Write each line out exactly, leaving none out.

+++++

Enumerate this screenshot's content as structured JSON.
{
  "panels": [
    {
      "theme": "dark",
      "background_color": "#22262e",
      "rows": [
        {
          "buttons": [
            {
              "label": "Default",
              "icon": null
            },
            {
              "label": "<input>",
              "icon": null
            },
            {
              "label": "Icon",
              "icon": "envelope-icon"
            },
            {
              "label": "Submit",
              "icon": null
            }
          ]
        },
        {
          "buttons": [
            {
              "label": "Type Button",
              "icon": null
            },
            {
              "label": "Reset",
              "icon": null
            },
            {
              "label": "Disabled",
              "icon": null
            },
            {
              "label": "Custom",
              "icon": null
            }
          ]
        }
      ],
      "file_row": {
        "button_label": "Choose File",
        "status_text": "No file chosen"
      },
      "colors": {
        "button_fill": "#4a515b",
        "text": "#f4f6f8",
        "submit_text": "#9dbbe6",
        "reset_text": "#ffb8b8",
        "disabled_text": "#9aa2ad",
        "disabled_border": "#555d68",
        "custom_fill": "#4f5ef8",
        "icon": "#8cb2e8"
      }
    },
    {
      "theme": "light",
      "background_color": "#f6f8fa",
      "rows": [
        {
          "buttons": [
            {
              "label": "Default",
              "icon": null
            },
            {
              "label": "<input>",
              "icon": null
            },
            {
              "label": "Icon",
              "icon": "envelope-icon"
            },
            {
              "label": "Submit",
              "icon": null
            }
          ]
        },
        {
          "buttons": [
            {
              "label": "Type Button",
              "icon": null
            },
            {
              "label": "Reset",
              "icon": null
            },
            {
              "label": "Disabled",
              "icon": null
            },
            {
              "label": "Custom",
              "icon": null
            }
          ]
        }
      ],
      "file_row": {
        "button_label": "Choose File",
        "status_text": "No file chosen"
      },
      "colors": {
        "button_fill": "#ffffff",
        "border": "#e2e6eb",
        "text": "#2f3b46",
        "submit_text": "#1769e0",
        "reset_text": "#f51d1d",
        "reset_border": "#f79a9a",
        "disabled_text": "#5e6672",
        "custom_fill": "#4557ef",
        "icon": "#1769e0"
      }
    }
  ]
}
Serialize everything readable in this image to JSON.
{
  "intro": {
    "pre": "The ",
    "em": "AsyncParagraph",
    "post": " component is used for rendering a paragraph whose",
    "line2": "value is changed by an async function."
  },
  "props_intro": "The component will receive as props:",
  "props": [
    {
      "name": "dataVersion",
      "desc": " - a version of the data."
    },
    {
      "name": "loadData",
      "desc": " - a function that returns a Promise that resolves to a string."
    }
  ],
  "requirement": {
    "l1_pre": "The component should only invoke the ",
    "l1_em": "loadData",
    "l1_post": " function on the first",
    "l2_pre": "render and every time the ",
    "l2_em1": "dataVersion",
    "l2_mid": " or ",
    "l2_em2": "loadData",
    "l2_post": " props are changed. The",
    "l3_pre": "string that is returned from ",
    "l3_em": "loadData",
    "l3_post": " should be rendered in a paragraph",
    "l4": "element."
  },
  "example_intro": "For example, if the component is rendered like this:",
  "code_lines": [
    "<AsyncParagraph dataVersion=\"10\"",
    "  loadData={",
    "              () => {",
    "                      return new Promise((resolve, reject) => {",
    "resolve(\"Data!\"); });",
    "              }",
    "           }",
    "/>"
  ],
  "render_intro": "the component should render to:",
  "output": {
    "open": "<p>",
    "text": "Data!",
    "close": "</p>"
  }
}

+++++

OUTPUT FOR THIS TASK:
Enumerate this screenshot's content as structured JSON.
{
  "panels": [
    {
      "theme": "dark",
      "background_color": "#22262e",
      "rows": [
        {
          "buttons": [
            {
              "label": "Default",
              "icon": null
            },
            {
              "label": "<input>",
              "icon": null
            },
            {
              "label": "Icon",
              "icon": "envelope-icon"
            },
            {
              "label": "Submit",
              "icon": null
            }
          ]
        },
        {
          "buttons": [
            {
              "label": "Type Button",
              "icon": null
            },
            {
              "label": "Reset",
              "icon": null
            },
            {
              "label": "Disabled",
              "icon": null
            },
            {
              "label": "Custom",
              "icon": null
            }
          ]
        }
      ],
      "file_row": {
        "button_label": "Choose File",
        "status_text": "No file chosen"
      },
      "colors": {
        "button_fill": "#4a515b",
        "text": "#f4f6f8",
        "submit_text": "#9dbbe6",
        "reset_text": "#ffb8b8",
        "disabled_text": "#9aa2ad",
        "disabled_border": "#555d68",
        "custom_fill": "#4f5ef8",
        "icon": "#8cb2e8"
      }
    },
    {
      "theme": "light",
      "background_color": "#f6f8fa",
      "rows": [
        {
          "buttons": [
            {
              "label": "Default",
              "icon": null
            },
            {
              "label": "<input>",
              "icon": null
            },
            {
              "label": "Icon",
              "icon": "envelope-icon"
            },
            {
              "label": "Submit",
              "icon": null
            }
          ]
        },
        {
          "buttons": [
            {
              "label": "Type Button",
              "icon": null
            },
            {
              "label": "Reset",
              "icon": null
            },
            {
              "label": "Disabled",
              "icon": null
            },
            {
              "label": "Custom",
              "icon": null
            }
          ]
        }
      ],
      "file_row": {
        "button_label": "Choose File",
        "status_text": "No file chosen"
      },
      "colors": {
        "button_fill": "#ffffff",
        "border": "#e2e6eb",
        "text": "#2f3b46",
        "submit_text": "#1769e0",
        "reset_text": "#f51d1d",
        "reset_border": "#f79a9a",
        "disabled_text": "#5e6672",
        "custom_fill": "#4557ef",
        "icon": "#1769e0"
      }
    }
  ]
}
Serialize everything readable in this image to JSON.
{
  "intro": {
    "pre": "The ",
    "em": "AsyncParagraph",
    "post": " component is used for rendering a paragraph whose",
    "line2": "value is changed by an async function."
  },
  "props_intro": "The component will receive as props:",
  "props": [
    {
      "name": "dataVersion",
      "desc": " - a version of the data."
    },
    {
      "name": "loadData",
      "desc": " - a function that returns a Promise that resolves to a string."
    }
  ],
  "requirement": {
    "l1_pre": "The component should only invoke the ",
    "l1_em": "loadData",
    "l1_post": " function on the first",
    "l2_pre": "render and every time the ",
    "l2_em1": "dataVersion",
    "l2_mid": " or ",
    "l2_em2": "loadData",
    "l2_post": " props are changed. The",
    "l3_pre": "string that is returned from ",
    "l3_em": "loadData",
    "l3_post": " should be rendered in a paragraph",
    "l4": "element."
  },
  "example_intro": "For example, if the component is rendered like this:",
  "code_lines": [
    "<AsyncParagraph dataVersion=\"10\"",
    "  loadData={",
    "              () => {",
    "                      return new Promise((resolve, reject) => {",
    "resolve(\"Data!\"); });",
    "              }",
    "           }",
    "/>"
  ],
  "render_intro": "the component should render to:",
  "output": {
    "open": "<p>",
    "text": "Data!",
    "close": "</p>"
  }
}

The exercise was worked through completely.